TEKSTFRAGMENT =
+++

Uit het beleid van verweerder, dat is neergelegd in paragraaf A5/2.4 van de Vreemdelingencirculaire 2000, blijkt dat een versterkte mate van terughoudendheid moet worden betracht bij vrijheidsontneming van gezinnen met minderjarigen en dat in een dergelijk geval op verweerder een verzwaarde motiveringsplicht rust.
5.2.
Naar het oordeel van de rechtbank heeft verweerder in de maatregelen deugdelijk toegelicht waarom het gezin in bewaring kon worden gesteld. Verweerder heeft in de maatregelen rekening gehouden met de leeftijd van de kinderen, de gezinssamenstelling en de (medische) omstandigheden van eiseres 2 en eiser 1. Overwogen is dat de kinderen niet voor zichzelf kunnen zorgen en afhankelijk zijn van hun moeder, wat meebrengt dat hun situatie onlosmakelijk is verbonden met de situatie van hun moeder. Het gezin is ook altijd als een sociale eenheid behandeld. Verweerder heeft het gezin in de belangenafweging kunnen tegenwerpen dat eiseres op 6 mei 2025 niet heeft meegewerkt aan overdracht. De rechtbank verwijst in dit verband naar wat hiervoor is overwogen onder 3.2. Ten aanzien van eiseres 2 is in de maatregel specifiek nog gewezen op de medische voorzieningen in de gezinsvoorziening Soesterberg. Wat eiser 1 betreft heeft verweerder meegewogen dat hij autisme heeft en niet kan praten en verder dat uit het gehoor van eiseres blijkt dat eiser 1 niet onder behandeling staat voor zijn klachten en geen medicatie gebruikt. Verder heeft verweerder in aanmerking genomen dat de bewaring relatief kort zal hoeven duren, gelet op de geplande overdracht op 22 mei 2025. Gelet op het voorgaande waaruit volgt dat verweerder belangen van de kinderen voldoende heeft meegewogen, slaagt ook het beroep op de uitspraak van de rechtbank Groningen van 8 september 2023 niet. De rechtbank concludeert dat gelet op het voorgaande verweerder in redelijkheid heeft kunnen beslissen om het gezin in bewaring te stellen. De beroepsgrond slaagt niet.

+++

AANGELEVERDE RIJEN =

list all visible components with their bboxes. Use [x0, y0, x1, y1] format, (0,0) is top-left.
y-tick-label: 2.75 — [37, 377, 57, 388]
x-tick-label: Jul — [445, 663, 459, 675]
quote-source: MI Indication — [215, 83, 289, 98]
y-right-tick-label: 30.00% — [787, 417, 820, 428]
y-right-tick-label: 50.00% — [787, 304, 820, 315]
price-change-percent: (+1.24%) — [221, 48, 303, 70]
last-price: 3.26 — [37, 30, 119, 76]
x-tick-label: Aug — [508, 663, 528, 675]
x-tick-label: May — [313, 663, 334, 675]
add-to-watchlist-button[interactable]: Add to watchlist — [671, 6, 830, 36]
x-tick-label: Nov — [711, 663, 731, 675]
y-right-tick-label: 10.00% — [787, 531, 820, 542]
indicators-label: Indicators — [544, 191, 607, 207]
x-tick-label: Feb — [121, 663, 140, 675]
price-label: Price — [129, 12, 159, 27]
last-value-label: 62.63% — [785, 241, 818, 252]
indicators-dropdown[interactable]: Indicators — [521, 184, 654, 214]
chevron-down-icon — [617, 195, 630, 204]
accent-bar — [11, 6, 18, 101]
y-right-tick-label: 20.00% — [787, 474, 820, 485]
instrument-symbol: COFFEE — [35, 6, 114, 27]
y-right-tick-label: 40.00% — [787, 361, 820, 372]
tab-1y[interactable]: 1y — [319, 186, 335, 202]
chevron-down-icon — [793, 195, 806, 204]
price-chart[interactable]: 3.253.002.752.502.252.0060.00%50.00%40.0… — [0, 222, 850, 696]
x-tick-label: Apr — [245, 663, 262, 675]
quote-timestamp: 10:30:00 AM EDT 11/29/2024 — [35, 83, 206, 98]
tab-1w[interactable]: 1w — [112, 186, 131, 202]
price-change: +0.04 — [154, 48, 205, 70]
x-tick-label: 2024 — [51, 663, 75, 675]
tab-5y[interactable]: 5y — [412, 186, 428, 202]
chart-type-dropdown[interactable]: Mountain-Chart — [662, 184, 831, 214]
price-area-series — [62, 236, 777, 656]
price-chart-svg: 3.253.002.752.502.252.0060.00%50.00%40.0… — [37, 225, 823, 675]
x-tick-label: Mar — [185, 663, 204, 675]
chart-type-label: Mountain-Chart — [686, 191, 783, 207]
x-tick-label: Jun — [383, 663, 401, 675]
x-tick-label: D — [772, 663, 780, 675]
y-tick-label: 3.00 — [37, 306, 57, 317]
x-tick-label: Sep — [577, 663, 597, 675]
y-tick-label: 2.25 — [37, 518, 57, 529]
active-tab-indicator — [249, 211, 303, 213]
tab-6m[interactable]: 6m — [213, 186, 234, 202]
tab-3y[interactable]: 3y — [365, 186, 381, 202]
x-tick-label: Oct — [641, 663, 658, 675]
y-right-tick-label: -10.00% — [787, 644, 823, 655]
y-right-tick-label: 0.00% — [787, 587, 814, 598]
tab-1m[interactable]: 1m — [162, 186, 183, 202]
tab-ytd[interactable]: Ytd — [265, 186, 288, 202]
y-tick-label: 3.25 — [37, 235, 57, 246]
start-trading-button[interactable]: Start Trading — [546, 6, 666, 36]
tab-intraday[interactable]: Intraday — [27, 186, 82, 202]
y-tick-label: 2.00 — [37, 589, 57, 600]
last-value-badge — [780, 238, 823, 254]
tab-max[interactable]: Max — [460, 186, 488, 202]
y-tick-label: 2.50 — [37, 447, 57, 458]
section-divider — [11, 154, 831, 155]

+++

OPDRACHT 1 =
Op welke datum stond de overdracht volgens het tekstfragment over de bewaring van het gezin gepland?
OPDRACHT 2 =
Zet het tekstfragment over de bewaring van het gezin voort na de laatste zin.
De rijen spelen hierbij geen enkele rol.

SCHRIFTELIJK ANTWOORD 1 =
Op 22 mei 2025.

SCHRIFTELIJK ANTWOORD 2 =
6. De rechtbank overweegt tot slot dat zij, zoals blijkt uit het arrest van het Hof van Justitie van de Europese Unie van 8 november 2022, ECLI:EU:C:2022:858, gehouden is ambtshalve de rechtsmatigheidsvoorwaarden van de maatregel van bewaring te toetsen. Ook met inachtneming van deze ambtshalve toetsing ziet de rechtbank geen grond voor het oordeel dat de maatregel van bewaring op enig moment tot het moment van opheffen daarvan onrechtmatig was.
Conclusie en gevolgen
7. De beroepen zijn ongegrond. Daarom worden ook de verzoeken om schadevergoeding afgewezen.
8. Voor een proceskostenveroordeling bestaat geen aanleiding.

Beslissing

De rechtbank:
- verklaart de beroepen ongegrond;
- wijst de verzoeken om schadevergoeding af.
Deze uitspraak is gedaan door mr. C.E. Bos, rechter, in aanwezigheid van
mr.T.M.M. Plukaard, griffier.
De uitspraak is uitgesproken in het openbaar en bekendgemaakt op:
Rechtsmiddel
Tegen deze uitspraak kan hoger beroep worden ingesteld bij de Afdeling bestuursrechtspraak van de Raad van State binnen één week na de dag van bekendmaking.